Return all of the data exactly, with nothing left out but the pictures.
BEGIN TASK MATERIAL
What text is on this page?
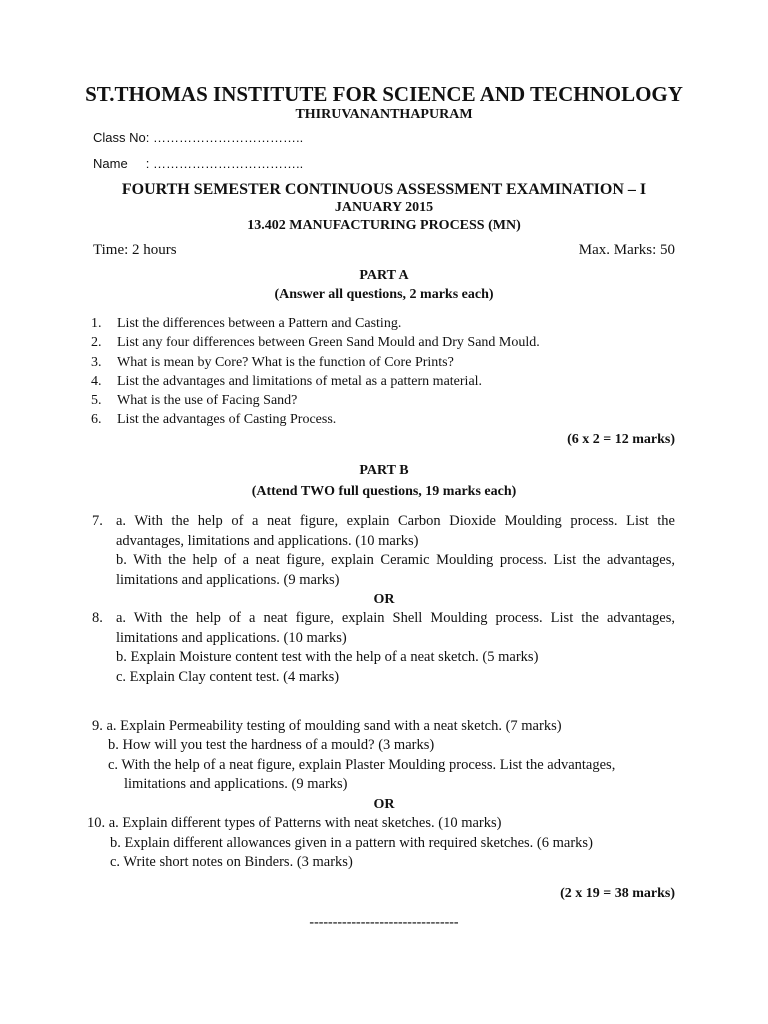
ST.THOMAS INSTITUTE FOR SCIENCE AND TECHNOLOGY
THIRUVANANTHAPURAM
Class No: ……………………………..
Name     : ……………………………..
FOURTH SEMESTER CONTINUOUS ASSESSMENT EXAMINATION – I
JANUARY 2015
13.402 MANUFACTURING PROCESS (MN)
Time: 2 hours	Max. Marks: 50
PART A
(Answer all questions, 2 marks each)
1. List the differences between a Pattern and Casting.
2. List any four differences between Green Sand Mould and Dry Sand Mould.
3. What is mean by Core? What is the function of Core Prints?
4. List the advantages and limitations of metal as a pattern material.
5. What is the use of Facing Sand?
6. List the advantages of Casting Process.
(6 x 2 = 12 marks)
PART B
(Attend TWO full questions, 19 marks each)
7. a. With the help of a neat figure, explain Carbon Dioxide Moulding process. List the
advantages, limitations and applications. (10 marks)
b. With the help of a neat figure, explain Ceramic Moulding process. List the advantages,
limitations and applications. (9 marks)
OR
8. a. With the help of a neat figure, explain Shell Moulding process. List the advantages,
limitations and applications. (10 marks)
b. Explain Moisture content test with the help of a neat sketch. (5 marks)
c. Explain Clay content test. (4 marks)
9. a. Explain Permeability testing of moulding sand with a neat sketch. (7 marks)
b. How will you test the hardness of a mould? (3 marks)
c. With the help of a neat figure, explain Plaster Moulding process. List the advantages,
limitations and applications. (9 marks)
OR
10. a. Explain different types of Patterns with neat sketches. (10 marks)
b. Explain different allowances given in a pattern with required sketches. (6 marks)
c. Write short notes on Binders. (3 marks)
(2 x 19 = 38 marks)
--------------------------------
END TASK MATERIAL
TASK SOLUTION –
What text is on this page?
ST.THOMAS INSTITUTE FOR SCIENCE AND TECHNOLOGY
THIRUVANANTHAPURAM
Class No: ……………………………..
Name     : ……………………………..
FOURTH SEMESTER CONTINUOUS ASSESSMENT EXAMINATION – I
JANUARY 2015
13.402 MANUFACTURING PROCESS (MN)
Time: 2 hours	Max. Marks: 50
PART A
(Answer all questions, 2 marks each)
1. List the differences between a Pattern and Casting.
2. List any four differences between Green Sand Mould and Dry Sand Mould.
3. What is mean by Core? What is the function of Core Prints?
4. List the advantages and limitations of metal as a pattern material.
5. What is the use of Facing Sand?
6. List the advantages of Casting Process.
(6 x 2 = 12 marks)
PART B
(Attend TWO full questions, 19 marks each)
7. a. With the help of a neat figure, explain Carbon Dioxide Moulding process. List the
advantages, limitations and applications. (10 marks)
b. With the help of a neat figure, explain Ceramic Moulding process. List the advantages,
limitations and applications. (9 marks)
OR
8. a. With the help of a neat figure, explain Shell Moulding process. List the advantages,
limitations and applications. (10 marks)
b. Explain Moisture content test with the help of a neat sketch. (5 marks)
c. Explain Clay content test. (4 marks)
9. a. Explain Permeability testing of moulding sand with a neat sketch. (7 marks)
b. How will you test the hardness of a mould? (3 marks)
c. With the help of a neat figure, explain Plaster Moulding process. List the advantages,
limitations and applications. (9 marks)
OR
10. a. Explain different types of Patterns with neat sketches. (10 marks)
b. Explain different allowances given in a pattern with required sketches. (6 marks)
c. Write short notes on Binders. (3 marks)
(2 x 19 = 38 marks)
--------------------------------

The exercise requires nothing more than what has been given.